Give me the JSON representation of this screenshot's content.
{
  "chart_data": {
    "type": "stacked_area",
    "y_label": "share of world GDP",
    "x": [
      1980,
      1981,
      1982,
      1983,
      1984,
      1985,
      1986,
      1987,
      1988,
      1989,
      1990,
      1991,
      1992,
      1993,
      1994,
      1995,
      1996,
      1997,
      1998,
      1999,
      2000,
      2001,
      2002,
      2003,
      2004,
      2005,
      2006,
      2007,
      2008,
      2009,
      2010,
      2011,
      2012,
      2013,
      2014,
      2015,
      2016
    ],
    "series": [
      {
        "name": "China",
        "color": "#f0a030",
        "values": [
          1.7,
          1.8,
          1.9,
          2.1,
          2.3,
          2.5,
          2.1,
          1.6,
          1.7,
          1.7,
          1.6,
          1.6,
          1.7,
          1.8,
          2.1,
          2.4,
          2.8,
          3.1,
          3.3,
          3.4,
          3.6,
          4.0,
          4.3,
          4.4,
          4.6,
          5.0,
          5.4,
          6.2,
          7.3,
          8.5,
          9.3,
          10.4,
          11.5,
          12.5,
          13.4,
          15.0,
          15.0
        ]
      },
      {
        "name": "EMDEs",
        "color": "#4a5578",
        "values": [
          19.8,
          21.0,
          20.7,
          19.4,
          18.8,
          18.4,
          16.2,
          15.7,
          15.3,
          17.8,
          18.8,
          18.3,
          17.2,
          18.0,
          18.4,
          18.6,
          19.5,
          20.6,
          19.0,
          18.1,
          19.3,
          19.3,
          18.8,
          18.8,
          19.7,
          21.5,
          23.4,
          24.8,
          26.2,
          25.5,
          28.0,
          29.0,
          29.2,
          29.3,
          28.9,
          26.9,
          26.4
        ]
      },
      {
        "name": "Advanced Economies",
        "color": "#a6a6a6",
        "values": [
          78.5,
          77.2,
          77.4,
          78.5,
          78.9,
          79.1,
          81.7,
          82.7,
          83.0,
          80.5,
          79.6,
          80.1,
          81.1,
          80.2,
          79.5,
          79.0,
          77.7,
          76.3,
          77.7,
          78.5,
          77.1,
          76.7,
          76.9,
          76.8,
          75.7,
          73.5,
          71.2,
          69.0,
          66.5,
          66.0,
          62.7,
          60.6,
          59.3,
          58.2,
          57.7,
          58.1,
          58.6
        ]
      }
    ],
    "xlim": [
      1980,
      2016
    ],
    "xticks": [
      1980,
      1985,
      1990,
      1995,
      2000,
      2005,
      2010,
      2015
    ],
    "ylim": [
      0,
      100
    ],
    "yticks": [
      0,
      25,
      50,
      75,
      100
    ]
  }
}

==================================================

Given instruction >> Repeat every entry word for word.

Finished answer >>
Give me the JSON representation of this screenshot's content.
{
  "chart_data": {
    "type": "stacked_area",
    "y_label": "share of world GDP",
    "x": [
      1980,
      1981,
      1982,
      1983,
      1984,
      1985,
      1986,
      1987,
      1988,
      1989,
      1990,
      1991,
      1992,
      1993,
      1994,
      1995,
      1996,
      1997,
      1998,
      1999,
      2000,
      2001,
      2002,
      2003,
      2004,
      2005,
      2006,
      2007,
      2008,
      2009,
      2010,
      2011,
      2012,
      2013,
      2014,
      2015,
      2016
    ],
    "series": [
      {
        "name": "China",
        "color": "#f0a030",
        "values": [
          1.7,
          1.8,
          1.9,
          2.1,
          2.3,
          2.5,
          2.1,
          1.6,
          1.7,
          1.7,
          1.6,
          1.6,
          1.7,
          1.8,
          2.1,
          2.4,
          2.8,
          3.1,
          3.3,
          3.4,
          3.6,
          4.0,
          4.3,
          4.4,
          4.6,
          5.0,
          5.4,
          6.2,
          7.3,
          8.5,
          9.3,
          10.4,
          11.5,
          12.5,
          13.4,
          15.0,
          15.0
        ]
      },
      {
        "name": "EMDEs",
        "color": "#4a5578",
        "values": [
          19.8,
          21.0,
          20.7,
          19.4,
          18.8,
          18.4,
          16.2,
          15.7,
          15.3,
          17.8,
          18.8,
          18.3,
          17.2,
          18.0,
          18.4,
          18.6,
          19.5,
          20.6,
          19.0,
          18.1,
          19.3,
          19.3,
          18.8,
          18.8,
          19.7,
          21.5,
          23.4,
          24.8,
          26.2,
          25.5,
          28.0,
          29.0,
          29.2,
          29.3,
          28.9,
          26.9,
          26.4
        ]
      },
      {
        "name": "Advanced Economies",
        "color": "#a6a6a6",
        "values": [
          78.5,
          77.2,
          77.4,
          78.5,
          78.9,
          79.1,
          81.7,
          82.7,
          83.0,
          80.5,
          79.6,
          80.1,
          81.1,
          80.2,
          79.5,
          79.0,
          77.7,
          76.3,
          77.7,
          78.5,
          77.1,
          76.7,
          76.9,
          76.8,
          75.7,
          73.5,
          71.2,
          69.0,
          66.5,
          66.0,
          62.7,
          60.6,
          59.3,
          58.2,
          57.7,
          58.1,
          58.6
        ]
      }
    ],
    "xlim": [
      1980,
      2016
    ],
    "xticks": [
      1980,
      1985,
      1990,
      1995,
      2000,
      2005,
      2010,
      2015
    ],
    "ylim": [
      0,
      100
    ],
    "yticks": [
      0,
      25,
      50,
      75,
      100
    ]
  }
}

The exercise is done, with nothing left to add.